» REQUIRED WORK: Omit the pictures from the entries below and retype everything else exactly.

» STORED DATA:
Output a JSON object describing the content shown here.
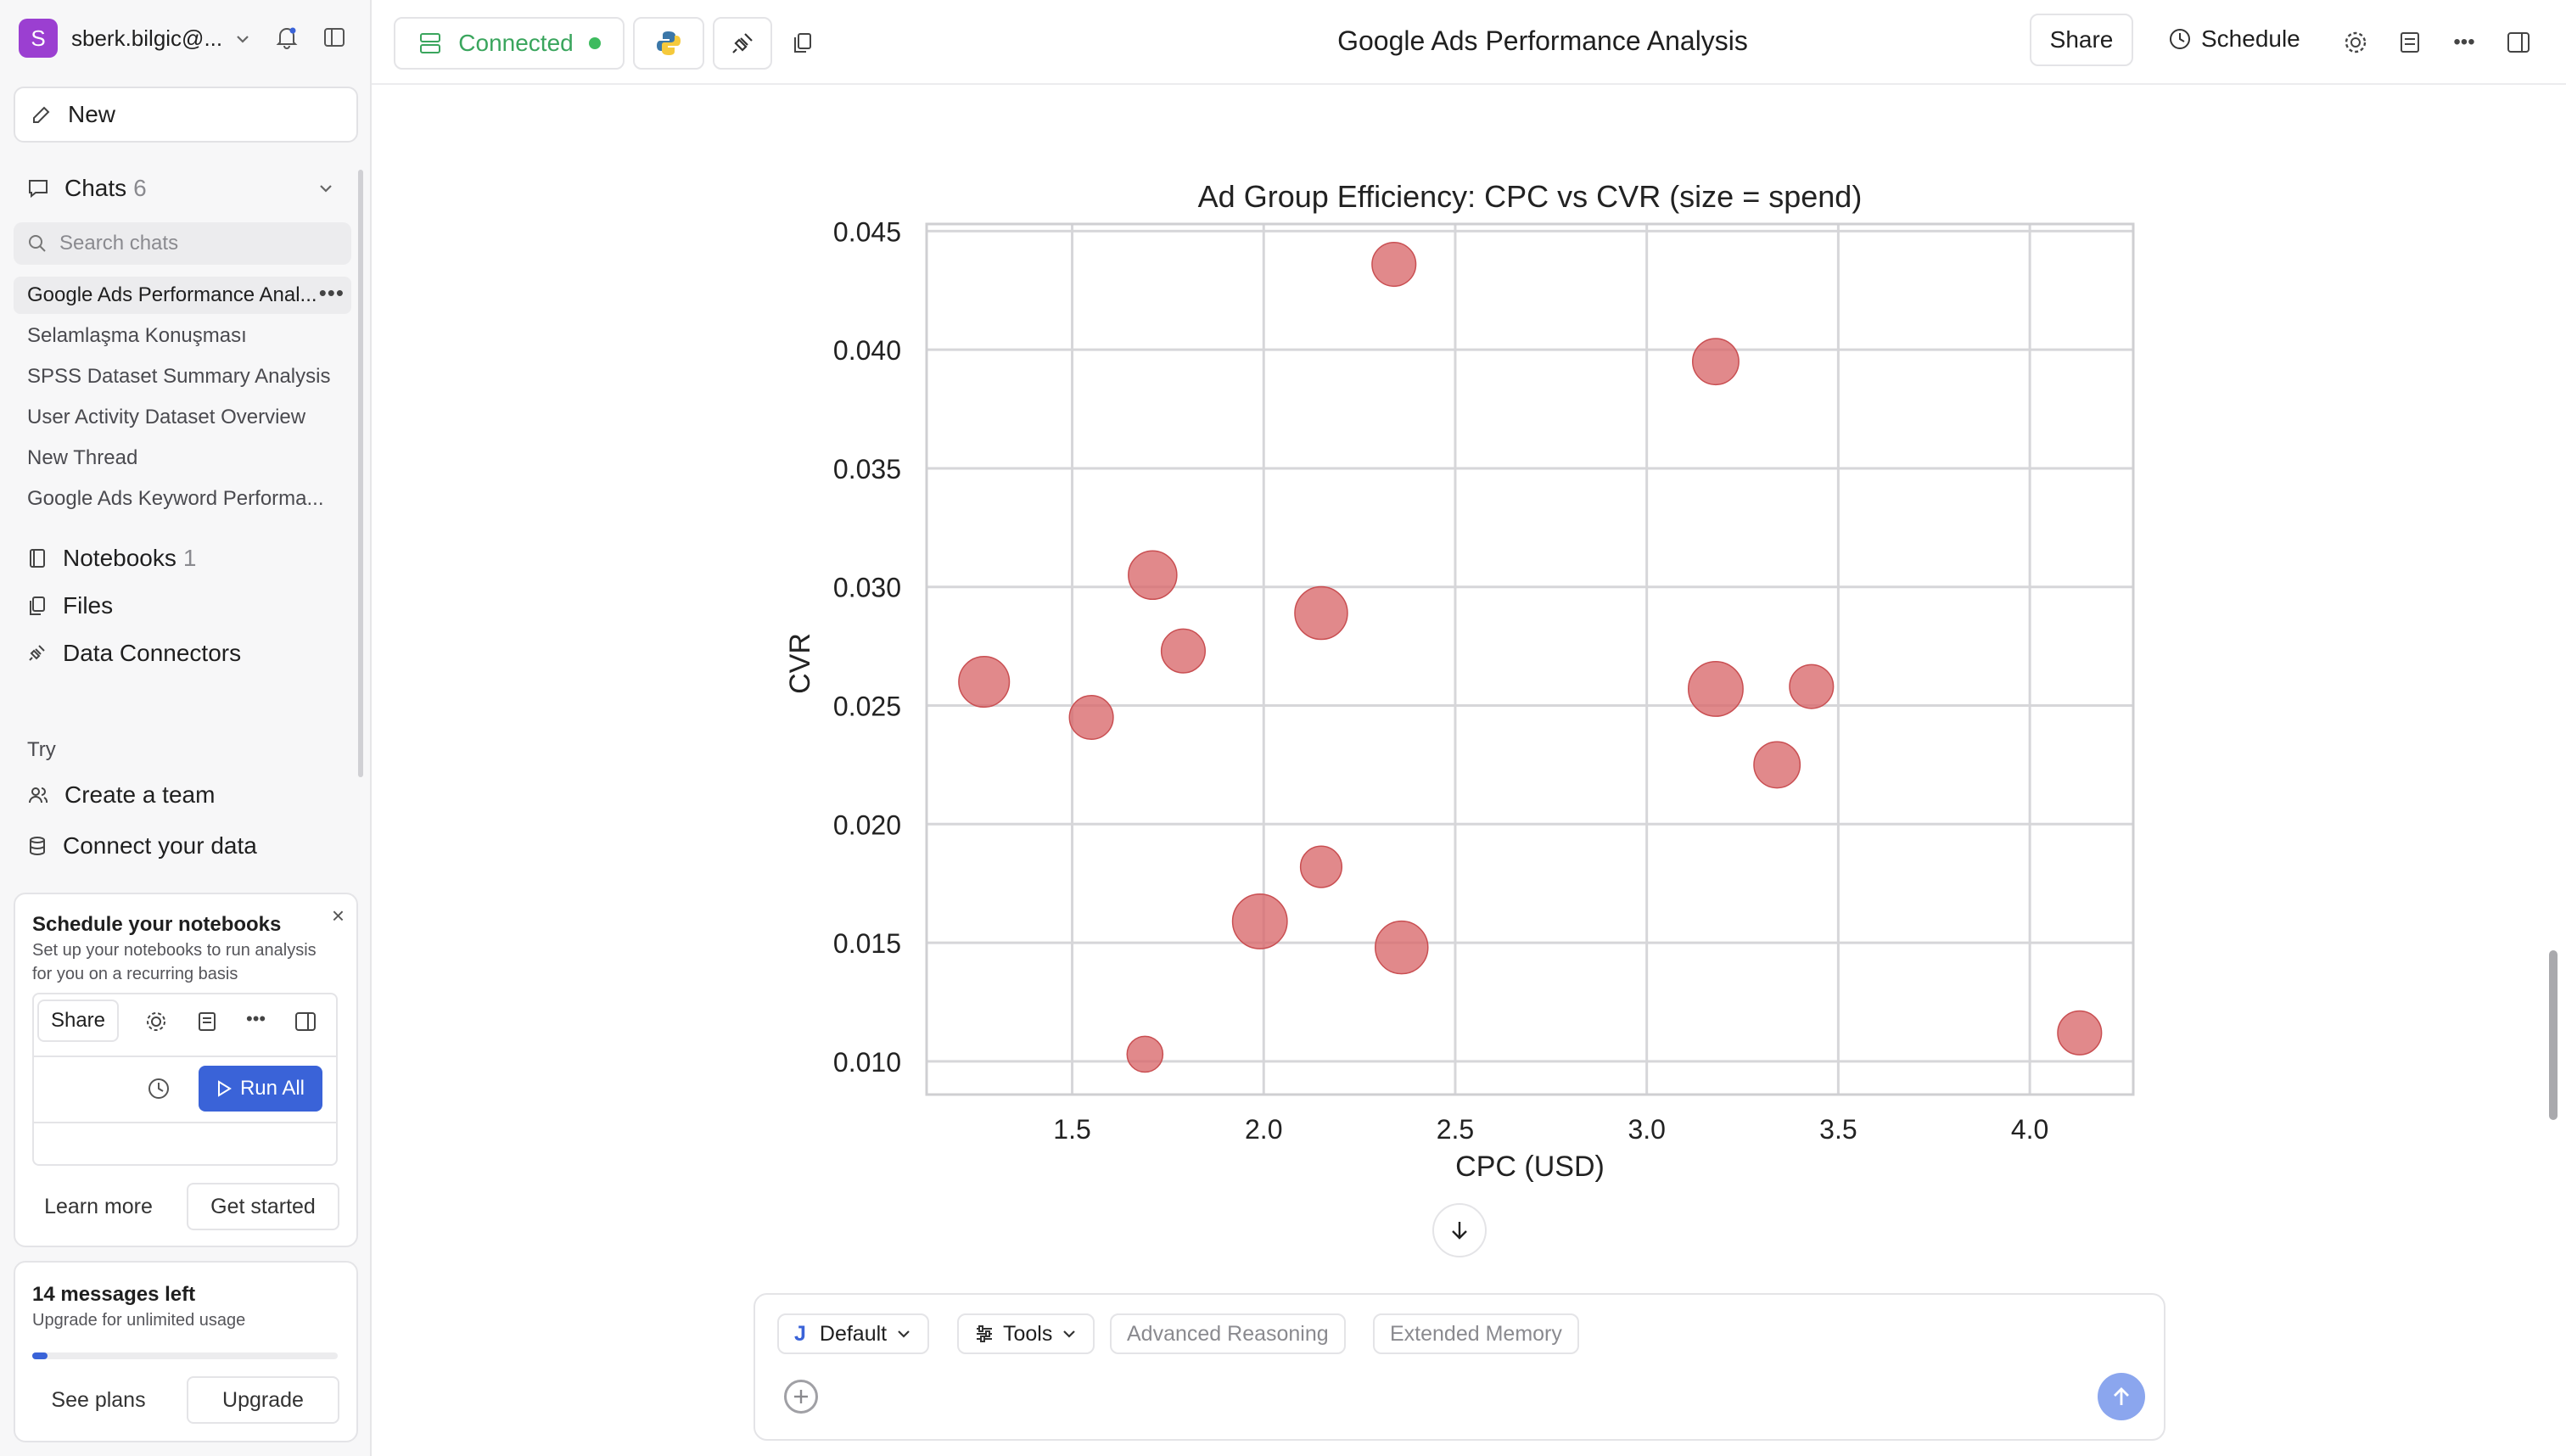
{
  "sidebar": {
    "account": {
      "initial": "S",
      "name": "sberk.bilgic@..."
    },
    "new_label": "New",
    "chats": {
      "label": "Chats",
      "count": "6"
    },
    "search": {
      "placeholder": "Search chats"
    },
    "chat_items": [
      {
        "label": "Google Ads Performance Anal..."
      },
      {
        "label": "Selamlaşma Konuşması"
      },
      {
        "label": "SPSS Dataset Summary Analysis"
      },
      {
        "label": "User Activity Dataset Overview"
      },
      {
        "label": "New Thread"
      },
      {
        "label": "Google Ads Keyword Performa..."
      }
    ],
    "notebooks": {
      "label": "Notebooks",
      "count": "1"
    },
    "files_label": "Files",
    "connectors_label": "Data Connectors",
    "try_label": "Try",
    "create_team_label": "Create a team",
    "connect_data_label": "Connect your data",
    "schedule_card": {
      "title": "Schedule your notebooks",
      "subtitle_line1": "Set up your notebooks to run analysis",
      "subtitle_line2": "for you on a recurring basis",
      "share_label": "Share",
      "run_all_label": "Run All",
      "learn_more": "Learn more",
      "get_started": "Get started"
    },
    "usage_card": {
      "title": "14 messages left",
      "subtitle": "Upgrade for unlimited usage",
      "progress": 0.05,
      "see_plans": "See plans",
      "upgrade": "Upgrade"
    }
  },
  "topbar": {
    "status": "Connected",
    "title": "Google Ads Performance Analysis",
    "share_label": "Share",
    "schedule_label": "Schedule"
  },
  "chart_data": {
    "type": "scatter",
    "title": "Ad Group Efficiency: CPC vs CVR (size = spend)",
    "xlabel": "CPC (USD)",
    "ylabel": "CVR",
    "xlim": [
      1.12,
      4.27
    ],
    "ylim": [
      0.0086,
      0.0453
    ],
    "xticks": [
      "1.5",
      "2.0",
      "2.5",
      "3.0",
      "3.5",
      "4.0"
    ],
    "yticks": [
      "0.010",
      "0.015",
      "0.020",
      "0.025",
      "0.030",
      "0.035",
      "0.040",
      "0.045"
    ],
    "grid": true,
    "color": "#d9686a",
    "points": [
      {
        "x": 1.27,
        "y": 0.026,
        "size": 1.2
      },
      {
        "x": 1.55,
        "y": 0.0245,
        "size": 0.9
      },
      {
        "x": 1.69,
        "y": 0.0103,
        "size": 0.6
      },
      {
        "x": 1.71,
        "y": 0.0305,
        "size": 1.1
      },
      {
        "x": 1.79,
        "y": 0.0273,
        "size": 0.9
      },
      {
        "x": 1.99,
        "y": 0.0159,
        "size": 1.4
      },
      {
        "x": 2.15,
        "y": 0.0289,
        "size": 1.3
      },
      {
        "x": 2.15,
        "y": 0.0182,
        "size": 0.8
      },
      {
        "x": 2.34,
        "y": 0.0436,
        "size": 0.9
      },
      {
        "x": 2.36,
        "y": 0.0148,
        "size": 1.3
      },
      {
        "x": 3.18,
        "y": 0.0395,
        "size": 1.0
      },
      {
        "x": 3.18,
        "y": 0.0257,
        "size": 1.4
      },
      {
        "x": 3.34,
        "y": 0.0225,
        "size": 1.0
      },
      {
        "x": 3.43,
        "y": 0.0258,
        "size": 0.9
      },
      {
        "x": 4.13,
        "y": 0.0112,
        "size": 0.9
      }
    ]
  },
  "composer": {
    "model_label": "Default",
    "model_initial": "J",
    "tools_label": "Tools",
    "advanced_label": "Advanced Reasoning",
    "memory_label": "Extended Memory"
  }
}
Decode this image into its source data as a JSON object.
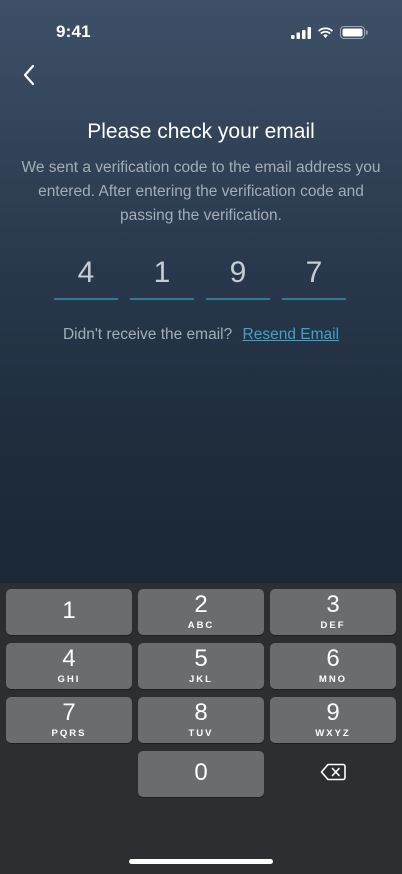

» TASK RESULT:
Output a JSON object describing the content shown here.
{
  "sidebar": {
    "account": {
      "initial": "S",
      "name": "sberk.bilgic@..."
    },
    "new_label": "New",
    "chats": {
      "label": "Chats",
      "count": "6"
    },
    "search": {
      "placeholder": "Search chats"
    },
    "chat_items": [
      {
        "label": "Google Ads Performance Anal..."
      },
      {
        "label": "Selamlaşma Konuşması"
      },
      {
        "label": "SPSS Dataset Summary Analysis"
      },
      {
        "label": "User Activity Dataset Overview"
      },
      {
        "label": "New Thread"
      },
      {
        "label": "Google Ads Keyword Performa..."
      }
    ],
    "notebooks": {
      "label": "Notebooks",
      "count": "1"
    },
    "files_label": "Files",
    "connectors_label": "Data Connectors",
    "try_label": "Try",
    "create_team_label": "Create a team",
    "connect_data_label": "Connect your data",
    "schedule_card": {
      "title": "Schedule your notebooks",
      "subtitle_line1": "Set up your notebooks to run analysis",
      "subtitle_line2": "for you on a recurring basis",
      "share_label": "Share",
      "run_all_label": "Run All",
      "learn_more": "Learn more",
      "get_started": "Get started"
    },
    "usage_card": {
      "title": "14 messages left",
      "subtitle": "Upgrade for unlimited usage",
      "progress": 0.05,
      "see_plans": "See plans",
      "upgrade": "Upgrade"
    }
  },
  "topbar": {
    "status": "Connected",
    "title": "Google Ads Performance Analysis",
    "share_label": "Share",
    "schedule_label": "Schedule"
  },
  "chart_data": {
    "type": "scatter",
    "title": "Ad Group Efficiency: CPC vs CVR (size = spend)",
    "xlabel": "CPC (USD)",
    "ylabel": "CVR",
    "xlim": [
      1.12,
      4.27
    ],
    "ylim": [
      0.0086,
      0.0453
    ],
    "xticks": [
      "1.5",
      "2.0",
      "2.5",
      "3.0",
      "3.5",
      "4.0"
    ],
    "yticks": [
      "0.010",
      "0.015",
      "0.020",
      "0.025",
      "0.030",
      "0.035",
      "0.040",
      "0.045"
    ],
    "grid": true,
    "color": "#d9686a",
    "points": [
      {
        "x": 1.27,
        "y": 0.026,
        "size": 1.2
      },
      {
        "x": 1.55,
        "y": 0.0245,
        "size": 0.9
      },
      {
        "x": 1.69,
        "y": 0.0103,
        "size": 0.6
      },
      {
        "x": 1.71,
        "y": 0.0305,
        "size": 1.1
      },
      {
        "x": 1.79,
        "y": 0.0273,
        "size": 0.9
      },
      {
        "x": 1.99,
        "y": 0.0159,
        "size": 1.4
      },
      {
        "x": 2.15,
        "y": 0.0289,
        "size": 1.3
      },
      {
        "x": 2.15,
        "y": 0.0182,
        "size": 0.8
      },
      {
        "x": 2.34,
        "y": 0.0436,
        "size": 0.9
      },
      {
        "x": 2.36,
        "y": 0.0148,
        "size": 1.3
      },
      {
        "x": 3.18,
        "y": 0.0395,
        "size": 1.0
      },
      {
        "x": 3.18,
        "y": 0.0257,
        "size": 1.4
      },
      {
        "x": 3.34,
        "y": 0.0225,
        "size": 1.0
      },
      {
        "x": 3.43,
        "y": 0.0258,
        "size": 0.9
      },
      {
        "x": 4.13,
        "y": 0.0112,
        "size": 0.9
      }
    ]
  },
  "composer": {
    "model_label": "Default",
    "model_initial": "J",
    "tools_label": "Tools",
    "advanced_label": "Advanced Reasoning",
    "memory_label": "Extended Memory"
  }
}
Decode this image into its source data as a JSON object.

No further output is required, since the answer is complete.